# Challenge a
Which law firms and other legal advisers are named in the excerpt on Sheng Ye Capital and the Bangladesh PPP financing below?

# Selected excerpt

********************

Sheng Ye Capital is China’s first commercial factoring company listed on the main board of the Hong Kong Stock Exchange. Joius Law Firm was further commissioned to provide legal advice for Sheng Ye Capital in this transaction.
Sichuan Road & Bridge’s Bangladesh PPP financing
CATEGORIES: Project financing; Belt and Road
LEGAL COUNSEL: Kangda Law Firm acted as PRC counsel for Sichuan Road & Bridge and the Dhaka project company. Hogan Lovells advised China Development Bank. Doulah & Doulah and AS & Associates advised the lenders and the borrower on Bangladesh law, respectively.

********************

# Provided data
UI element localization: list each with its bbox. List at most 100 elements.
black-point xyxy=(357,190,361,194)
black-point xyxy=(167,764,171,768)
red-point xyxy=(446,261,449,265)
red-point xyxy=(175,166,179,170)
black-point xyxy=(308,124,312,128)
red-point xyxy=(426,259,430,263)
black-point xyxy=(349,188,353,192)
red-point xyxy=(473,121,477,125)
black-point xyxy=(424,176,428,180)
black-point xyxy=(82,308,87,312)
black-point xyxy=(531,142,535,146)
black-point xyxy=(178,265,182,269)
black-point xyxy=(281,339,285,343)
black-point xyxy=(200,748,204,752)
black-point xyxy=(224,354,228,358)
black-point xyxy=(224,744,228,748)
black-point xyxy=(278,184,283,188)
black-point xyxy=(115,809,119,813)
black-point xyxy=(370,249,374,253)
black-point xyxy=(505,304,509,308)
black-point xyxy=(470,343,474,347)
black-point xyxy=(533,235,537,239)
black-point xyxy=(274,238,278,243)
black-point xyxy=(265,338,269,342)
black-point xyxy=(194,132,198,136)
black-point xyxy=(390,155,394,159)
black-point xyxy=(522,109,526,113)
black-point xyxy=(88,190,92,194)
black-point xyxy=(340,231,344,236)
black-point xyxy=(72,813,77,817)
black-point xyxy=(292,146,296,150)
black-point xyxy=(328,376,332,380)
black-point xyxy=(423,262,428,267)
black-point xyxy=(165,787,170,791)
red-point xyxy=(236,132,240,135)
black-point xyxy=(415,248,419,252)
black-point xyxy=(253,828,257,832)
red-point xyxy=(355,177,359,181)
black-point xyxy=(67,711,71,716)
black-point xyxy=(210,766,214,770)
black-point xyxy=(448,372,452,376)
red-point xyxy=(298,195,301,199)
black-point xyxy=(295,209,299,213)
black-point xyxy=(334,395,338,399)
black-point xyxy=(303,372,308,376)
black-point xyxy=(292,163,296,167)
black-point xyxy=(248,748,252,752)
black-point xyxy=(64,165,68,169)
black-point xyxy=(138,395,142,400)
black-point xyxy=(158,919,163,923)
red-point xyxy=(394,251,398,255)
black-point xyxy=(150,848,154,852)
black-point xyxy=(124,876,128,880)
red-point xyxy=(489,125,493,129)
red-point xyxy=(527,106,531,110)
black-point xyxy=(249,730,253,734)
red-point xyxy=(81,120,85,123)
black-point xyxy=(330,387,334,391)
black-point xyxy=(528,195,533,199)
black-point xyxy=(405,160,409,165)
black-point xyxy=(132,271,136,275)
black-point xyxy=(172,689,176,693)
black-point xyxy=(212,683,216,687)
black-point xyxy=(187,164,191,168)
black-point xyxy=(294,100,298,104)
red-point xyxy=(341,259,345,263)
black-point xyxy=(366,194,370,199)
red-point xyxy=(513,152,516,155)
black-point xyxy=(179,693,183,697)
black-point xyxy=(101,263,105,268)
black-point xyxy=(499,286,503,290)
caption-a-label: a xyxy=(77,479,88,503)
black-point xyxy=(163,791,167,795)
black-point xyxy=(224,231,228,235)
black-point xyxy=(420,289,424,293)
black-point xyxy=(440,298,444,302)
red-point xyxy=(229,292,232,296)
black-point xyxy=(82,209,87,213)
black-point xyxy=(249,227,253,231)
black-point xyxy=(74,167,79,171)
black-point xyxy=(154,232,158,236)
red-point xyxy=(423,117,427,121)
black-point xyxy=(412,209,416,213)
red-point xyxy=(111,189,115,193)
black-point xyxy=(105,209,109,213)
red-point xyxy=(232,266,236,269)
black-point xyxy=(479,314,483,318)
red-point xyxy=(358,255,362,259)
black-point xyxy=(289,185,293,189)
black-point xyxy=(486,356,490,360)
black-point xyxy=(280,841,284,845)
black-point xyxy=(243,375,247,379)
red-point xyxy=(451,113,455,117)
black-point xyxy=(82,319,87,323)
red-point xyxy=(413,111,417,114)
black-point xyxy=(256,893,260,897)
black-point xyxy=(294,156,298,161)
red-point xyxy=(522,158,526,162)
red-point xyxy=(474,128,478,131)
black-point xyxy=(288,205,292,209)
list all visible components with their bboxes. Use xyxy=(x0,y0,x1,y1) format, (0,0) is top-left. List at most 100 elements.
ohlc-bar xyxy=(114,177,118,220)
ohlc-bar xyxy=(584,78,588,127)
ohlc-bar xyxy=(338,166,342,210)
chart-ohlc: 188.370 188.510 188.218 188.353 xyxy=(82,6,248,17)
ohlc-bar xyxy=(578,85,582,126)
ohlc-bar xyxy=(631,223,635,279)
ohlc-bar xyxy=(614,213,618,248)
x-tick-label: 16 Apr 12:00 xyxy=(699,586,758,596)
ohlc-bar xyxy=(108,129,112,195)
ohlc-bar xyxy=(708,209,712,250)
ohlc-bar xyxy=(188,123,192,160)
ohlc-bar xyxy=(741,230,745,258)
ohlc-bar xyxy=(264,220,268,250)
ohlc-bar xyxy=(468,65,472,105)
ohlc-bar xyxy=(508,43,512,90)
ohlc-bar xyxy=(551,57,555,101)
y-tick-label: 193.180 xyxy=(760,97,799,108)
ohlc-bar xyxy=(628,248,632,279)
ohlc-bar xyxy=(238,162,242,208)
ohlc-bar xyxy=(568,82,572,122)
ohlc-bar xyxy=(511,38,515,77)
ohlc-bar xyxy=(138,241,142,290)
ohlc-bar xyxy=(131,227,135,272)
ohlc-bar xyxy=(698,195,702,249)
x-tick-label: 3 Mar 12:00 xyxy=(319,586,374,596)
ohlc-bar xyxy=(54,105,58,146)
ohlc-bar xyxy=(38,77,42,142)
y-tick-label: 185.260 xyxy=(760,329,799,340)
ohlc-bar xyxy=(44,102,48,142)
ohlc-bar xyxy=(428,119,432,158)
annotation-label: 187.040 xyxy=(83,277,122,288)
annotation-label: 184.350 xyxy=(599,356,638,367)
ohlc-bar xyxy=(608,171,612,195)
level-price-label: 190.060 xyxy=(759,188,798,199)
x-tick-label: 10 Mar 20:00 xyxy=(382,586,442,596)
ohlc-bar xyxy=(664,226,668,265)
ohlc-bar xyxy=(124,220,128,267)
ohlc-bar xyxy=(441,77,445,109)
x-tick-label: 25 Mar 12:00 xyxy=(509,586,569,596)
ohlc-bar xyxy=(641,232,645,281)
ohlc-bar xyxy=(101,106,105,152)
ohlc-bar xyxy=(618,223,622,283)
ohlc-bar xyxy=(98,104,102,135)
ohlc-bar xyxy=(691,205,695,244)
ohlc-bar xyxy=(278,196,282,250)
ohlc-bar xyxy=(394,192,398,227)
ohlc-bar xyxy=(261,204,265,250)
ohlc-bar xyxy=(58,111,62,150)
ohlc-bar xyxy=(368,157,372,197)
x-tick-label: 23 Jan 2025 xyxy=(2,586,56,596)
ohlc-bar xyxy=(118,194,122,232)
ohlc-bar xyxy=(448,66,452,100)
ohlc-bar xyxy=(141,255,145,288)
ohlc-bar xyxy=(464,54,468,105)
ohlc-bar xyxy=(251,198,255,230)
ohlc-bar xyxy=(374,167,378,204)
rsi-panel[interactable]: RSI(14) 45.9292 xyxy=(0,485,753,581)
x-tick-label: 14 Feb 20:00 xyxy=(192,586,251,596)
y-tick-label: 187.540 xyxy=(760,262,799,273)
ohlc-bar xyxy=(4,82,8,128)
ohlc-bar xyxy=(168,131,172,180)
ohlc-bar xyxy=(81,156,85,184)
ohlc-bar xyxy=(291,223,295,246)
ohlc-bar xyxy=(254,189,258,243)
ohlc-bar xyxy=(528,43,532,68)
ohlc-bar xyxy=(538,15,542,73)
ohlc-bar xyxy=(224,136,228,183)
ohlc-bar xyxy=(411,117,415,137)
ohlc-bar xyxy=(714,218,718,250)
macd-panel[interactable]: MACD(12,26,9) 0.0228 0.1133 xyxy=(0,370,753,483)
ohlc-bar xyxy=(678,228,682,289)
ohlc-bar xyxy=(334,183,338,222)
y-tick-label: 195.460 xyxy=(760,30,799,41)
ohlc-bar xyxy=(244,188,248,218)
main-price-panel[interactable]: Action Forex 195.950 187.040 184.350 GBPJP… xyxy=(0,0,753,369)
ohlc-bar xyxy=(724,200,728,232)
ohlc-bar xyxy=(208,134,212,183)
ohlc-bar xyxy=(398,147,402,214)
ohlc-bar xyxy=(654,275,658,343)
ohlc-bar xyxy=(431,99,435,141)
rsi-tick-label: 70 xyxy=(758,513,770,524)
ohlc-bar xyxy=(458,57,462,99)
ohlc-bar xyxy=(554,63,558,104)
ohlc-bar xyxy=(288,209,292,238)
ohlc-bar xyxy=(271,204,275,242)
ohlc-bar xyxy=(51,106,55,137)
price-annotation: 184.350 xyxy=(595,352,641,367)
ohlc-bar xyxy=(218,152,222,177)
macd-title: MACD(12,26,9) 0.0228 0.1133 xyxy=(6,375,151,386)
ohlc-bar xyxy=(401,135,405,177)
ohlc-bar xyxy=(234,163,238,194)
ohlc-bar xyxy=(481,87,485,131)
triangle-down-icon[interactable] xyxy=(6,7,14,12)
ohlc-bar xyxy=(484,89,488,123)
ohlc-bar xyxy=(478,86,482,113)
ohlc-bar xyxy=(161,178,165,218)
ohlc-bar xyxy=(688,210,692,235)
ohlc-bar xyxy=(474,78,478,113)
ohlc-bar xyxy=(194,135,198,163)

********************

# Challenge b
In the listing, swap "black-point" for "dark-point" in the lines running from the first line of the listing through the line with "red-point xyxy=(527,106,531,110)". Return only those lines, with nothing else changed.

# Full response a
- Joius Law Firm
- Kangda Law Firm
- Hogan Lovells
- Doulah & Doulah
- AS & Associates

# Full response b
UI element localization: list each with its bbox. List at most 100 elements.
dark-point xyxy=(357,190,361,194)
dark-point xyxy=(167,764,171,768)
red-point xyxy=(446,261,449,265)
red-point xyxy=(175,166,179,170)
dark-point xyxy=(308,124,312,128)
red-point xyxy=(426,259,430,263)
dark-point xyxy=(349,188,353,192)
red-point xyxy=(473,121,477,125)
dark-point xyxy=(424,176,428,180)
dark-point xyxy=(82,308,87,312)
dark-point xyxy=(531,142,535,146)
dark-point xyxy=(178,265,182,269)
dark-point xyxy=(281,339,285,343)
dark-point xyxy=(200,748,204,752)
dark-point xyxy=(224,354,228,358)
dark-point xyxy=(224,744,228,748)
dark-point xyxy=(278,184,283,188)
dark-point xyxy=(115,809,119,813)
dark-point xyxy=(370,249,374,253)
dark-point xyxy=(505,304,509,308)
dark-point xyxy=(470,343,474,347)
dark-point xyxy=(533,235,537,239)
dark-point xyxy=(274,238,278,243)
dark-point xyxy=(265,338,269,342)
dark-point xyxy=(194,132,198,136)
dark-point xyxy=(390,155,394,159)
dark-point xyxy=(522,109,526,113)
dark-point xyxy=(88,190,92,194)
dark-point xyxy=(340,231,344,236)
dark-point xyxy=(72,813,77,817)
dark-point xyxy=(292,146,296,150)
dark-point xyxy=(328,376,332,380)
dark-point xyxy=(423,262,428,267)
dark-point xyxy=(165,787,170,791)
red-point xyxy=(236,132,240,135)
dark-point xyxy=(415,248,419,252)
dark-point xyxy=(253,828,257,832)
red-point xyxy=(355,177,359,181)
dark-point xyxy=(67,711,71,716)
dark-point xyxy=(210,766,214,770)
dark-point xyxy=(448,372,452,376)
red-point xyxy=(298,195,301,199)
dark-point xyxy=(295,209,299,213)
dark-point xyxy=(334,395,338,399)
dark-point xyxy=(303,372,308,376)
dark-point xyxy=(292,163,296,167)
dark-point xyxy=(248,748,252,752)
dark-point xyxy=(64,165,68,169)
dark-point xyxy=(138,395,142,400)
dark-point xyxy=(158,919,163,923)
red-point xyxy=(394,251,398,255)
dark-point xyxy=(150,848,154,852)
dark-point xyxy=(124,876,128,880)
red-point xyxy=(489,125,493,129)
red-point xyxy=(527,106,531,110)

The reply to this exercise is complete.